*** TEXT SHOWN
[Coral-List] A student's guide to the h-index

David Blakeway fathom5marineresearch at gmail.com
Thu Dec 31 12:25:45 UTC 2020


> Dear Coral List - I have been making stupid jokes & trying to be clever,
>> probably losing credibility because of that. But you can tell I am serious
>> about this topic, so please hear me out on this one.
>>
>>
>>
>> It might seem that the current system of citation metrics is working ok,
>> so leave well enough alone. My strong conviction is that it’s not, and that
>> this is genuinely impeding science.
>>
>>
>>
>> Here’s my proposition: the most likely citation rate for the highest
>> quality research paper is zero.
>>
>>
>>
>> This clearly seems a false proposition, but we have to be careful. Our
>> reflex ‘false’ reaction only occurs because we have accepted the axiom of
>> the current system: that citations are a true measure of quality, i.e.
>> low-quality papers have few citations and high-quality papers have many
>> citations. If we instead define quality as ‘understanding nature’, it’s
>> inevitable that some low-quality papers will have many citations and some
>> high-quality papers will have few citations.
>>
>>
>>
>> It seems to me the very highest quality papers are unlikely to be cited
>> at all, because they are transcendental: they have revolutionised the field
>> but nobody knows that. Because the concepts can’t be parsed within the
>> existing paradigm, the paper is dismissed as low-quality, and it floats
>> away with all the other genuinely low-quality papers.
>>
>>
>>
>> Unless of course, the paper has been written by a highly-cited scientist.
>> In that case we take it seriously. But the highly-cited scientist isn’t
>> likely to write this type of paper because they’re in the paradigm. They
>> may have built the paradigm.
>>
>>
>>
>> How many of these papers are we missing? I think it’s substantial.
******
*** RAW DATA
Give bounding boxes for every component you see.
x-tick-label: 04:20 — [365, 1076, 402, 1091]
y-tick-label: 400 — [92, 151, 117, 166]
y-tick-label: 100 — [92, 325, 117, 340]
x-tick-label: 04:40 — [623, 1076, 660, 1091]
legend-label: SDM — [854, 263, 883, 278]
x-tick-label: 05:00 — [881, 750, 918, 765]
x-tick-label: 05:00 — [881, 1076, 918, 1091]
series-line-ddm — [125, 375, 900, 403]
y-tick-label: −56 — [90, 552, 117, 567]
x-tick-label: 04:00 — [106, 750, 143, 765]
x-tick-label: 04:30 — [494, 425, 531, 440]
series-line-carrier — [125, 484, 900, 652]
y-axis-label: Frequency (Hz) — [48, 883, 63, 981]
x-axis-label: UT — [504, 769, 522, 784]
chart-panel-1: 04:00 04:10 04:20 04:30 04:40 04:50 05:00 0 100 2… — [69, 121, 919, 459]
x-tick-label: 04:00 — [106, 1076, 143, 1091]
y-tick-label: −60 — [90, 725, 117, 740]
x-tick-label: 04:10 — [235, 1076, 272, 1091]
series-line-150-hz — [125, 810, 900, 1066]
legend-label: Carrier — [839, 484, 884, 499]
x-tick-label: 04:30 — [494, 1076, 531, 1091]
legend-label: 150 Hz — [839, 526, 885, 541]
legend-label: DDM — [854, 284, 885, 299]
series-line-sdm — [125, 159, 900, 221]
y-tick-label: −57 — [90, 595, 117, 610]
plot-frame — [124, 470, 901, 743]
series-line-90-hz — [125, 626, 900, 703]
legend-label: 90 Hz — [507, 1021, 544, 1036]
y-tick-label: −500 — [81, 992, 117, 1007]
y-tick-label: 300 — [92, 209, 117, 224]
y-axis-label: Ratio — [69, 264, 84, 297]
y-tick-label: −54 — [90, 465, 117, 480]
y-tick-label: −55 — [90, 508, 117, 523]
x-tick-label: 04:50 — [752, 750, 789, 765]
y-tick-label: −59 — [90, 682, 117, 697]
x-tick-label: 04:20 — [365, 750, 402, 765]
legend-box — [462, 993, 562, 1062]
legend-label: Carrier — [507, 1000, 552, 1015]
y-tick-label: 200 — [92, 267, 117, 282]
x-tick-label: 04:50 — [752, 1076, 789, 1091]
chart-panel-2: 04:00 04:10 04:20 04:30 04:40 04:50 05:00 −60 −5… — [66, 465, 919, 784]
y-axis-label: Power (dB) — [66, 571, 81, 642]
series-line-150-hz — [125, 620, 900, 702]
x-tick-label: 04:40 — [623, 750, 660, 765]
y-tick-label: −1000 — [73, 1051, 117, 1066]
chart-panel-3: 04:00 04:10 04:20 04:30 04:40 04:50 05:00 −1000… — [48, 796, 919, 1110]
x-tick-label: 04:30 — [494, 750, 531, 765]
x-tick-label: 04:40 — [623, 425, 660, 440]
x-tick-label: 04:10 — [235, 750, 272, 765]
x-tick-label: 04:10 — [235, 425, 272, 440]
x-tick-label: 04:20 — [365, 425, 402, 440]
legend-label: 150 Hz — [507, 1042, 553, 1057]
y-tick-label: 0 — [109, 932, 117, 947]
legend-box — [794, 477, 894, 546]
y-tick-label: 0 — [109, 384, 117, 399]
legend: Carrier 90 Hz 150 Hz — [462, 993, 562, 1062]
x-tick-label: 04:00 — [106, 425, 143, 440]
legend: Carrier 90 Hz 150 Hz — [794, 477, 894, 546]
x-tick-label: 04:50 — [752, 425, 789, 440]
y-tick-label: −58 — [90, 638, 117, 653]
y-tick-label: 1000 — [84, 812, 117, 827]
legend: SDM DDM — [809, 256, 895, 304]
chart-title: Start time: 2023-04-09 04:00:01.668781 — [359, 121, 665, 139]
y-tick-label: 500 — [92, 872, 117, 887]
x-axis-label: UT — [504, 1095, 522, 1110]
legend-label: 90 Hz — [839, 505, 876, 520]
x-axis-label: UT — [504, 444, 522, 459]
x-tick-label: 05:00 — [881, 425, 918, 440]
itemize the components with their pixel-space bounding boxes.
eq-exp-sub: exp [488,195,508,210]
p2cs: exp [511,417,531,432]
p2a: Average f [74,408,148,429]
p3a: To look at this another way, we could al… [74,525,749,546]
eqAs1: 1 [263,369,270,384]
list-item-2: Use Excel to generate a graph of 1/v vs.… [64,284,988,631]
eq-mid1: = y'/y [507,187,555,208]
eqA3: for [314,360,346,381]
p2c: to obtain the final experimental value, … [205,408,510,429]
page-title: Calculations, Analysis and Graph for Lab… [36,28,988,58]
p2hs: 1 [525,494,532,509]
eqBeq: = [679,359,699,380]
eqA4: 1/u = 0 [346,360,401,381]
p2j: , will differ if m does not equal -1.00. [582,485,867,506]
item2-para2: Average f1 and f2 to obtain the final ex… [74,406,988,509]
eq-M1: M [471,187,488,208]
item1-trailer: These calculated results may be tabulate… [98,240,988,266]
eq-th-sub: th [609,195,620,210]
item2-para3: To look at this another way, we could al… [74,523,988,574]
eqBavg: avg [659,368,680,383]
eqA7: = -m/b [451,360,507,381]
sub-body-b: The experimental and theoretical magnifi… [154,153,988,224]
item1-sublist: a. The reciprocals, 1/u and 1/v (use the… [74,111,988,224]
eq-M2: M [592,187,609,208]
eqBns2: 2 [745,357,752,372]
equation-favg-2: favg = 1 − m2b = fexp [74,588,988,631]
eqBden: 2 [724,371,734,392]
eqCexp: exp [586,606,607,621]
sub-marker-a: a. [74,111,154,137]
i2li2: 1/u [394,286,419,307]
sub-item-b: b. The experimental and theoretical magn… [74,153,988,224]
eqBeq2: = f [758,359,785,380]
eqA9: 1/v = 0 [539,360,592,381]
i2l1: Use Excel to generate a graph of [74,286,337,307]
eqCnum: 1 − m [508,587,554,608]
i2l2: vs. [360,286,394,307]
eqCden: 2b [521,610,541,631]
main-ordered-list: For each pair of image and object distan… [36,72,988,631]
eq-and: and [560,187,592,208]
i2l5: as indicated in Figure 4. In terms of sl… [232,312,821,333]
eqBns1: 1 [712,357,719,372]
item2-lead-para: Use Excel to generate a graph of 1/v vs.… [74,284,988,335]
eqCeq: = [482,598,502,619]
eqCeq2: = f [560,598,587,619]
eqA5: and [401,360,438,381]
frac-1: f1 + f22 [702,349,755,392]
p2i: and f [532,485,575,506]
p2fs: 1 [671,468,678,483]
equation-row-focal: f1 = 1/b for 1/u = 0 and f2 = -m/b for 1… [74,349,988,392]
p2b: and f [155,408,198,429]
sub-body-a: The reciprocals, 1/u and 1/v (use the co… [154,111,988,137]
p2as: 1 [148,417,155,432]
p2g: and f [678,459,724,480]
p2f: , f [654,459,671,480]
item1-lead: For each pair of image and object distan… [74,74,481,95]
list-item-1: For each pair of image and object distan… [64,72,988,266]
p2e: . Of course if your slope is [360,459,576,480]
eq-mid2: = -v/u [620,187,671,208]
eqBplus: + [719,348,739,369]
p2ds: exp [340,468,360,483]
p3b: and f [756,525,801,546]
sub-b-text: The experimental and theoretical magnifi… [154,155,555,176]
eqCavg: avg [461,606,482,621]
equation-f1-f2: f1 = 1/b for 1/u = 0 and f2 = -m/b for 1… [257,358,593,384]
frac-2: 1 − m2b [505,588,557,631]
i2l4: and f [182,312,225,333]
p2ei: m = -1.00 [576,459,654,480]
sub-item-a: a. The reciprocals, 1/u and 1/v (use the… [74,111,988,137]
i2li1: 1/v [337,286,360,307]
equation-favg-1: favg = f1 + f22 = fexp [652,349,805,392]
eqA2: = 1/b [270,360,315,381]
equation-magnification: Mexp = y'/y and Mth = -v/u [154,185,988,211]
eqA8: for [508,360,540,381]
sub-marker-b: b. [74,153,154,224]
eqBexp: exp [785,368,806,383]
******
SET OF TASKS
a – In the post on citation metrics, rewrite the paragraph beginning "This clearly seems a false proposition" more briefly, keeping its main facts.
b – Summarize the post on citation metrics in two sentences.

RESPONSES IN ORDER
a – The proposition looks false only because we accept the current system's axiom that citations truly measure quality, with low-quality papers cited little and high-quality papers cited much. If quality is instead defined as "understanding nature," some low-quality papers will inevitably be cited often and some high-quality papers rarely.

b – The writer argues that the current system of citation metrics is not working and is impeding science, and proposes that the most likely citation rate for the highest quality research paper is zero. Such papers are dismissed as low-quality because their concepts can't be parsed within the existing paradigm, unless a highly-cited scientist wrote them, which is unlikely, and the writer thinks a substantial number of them are being missed.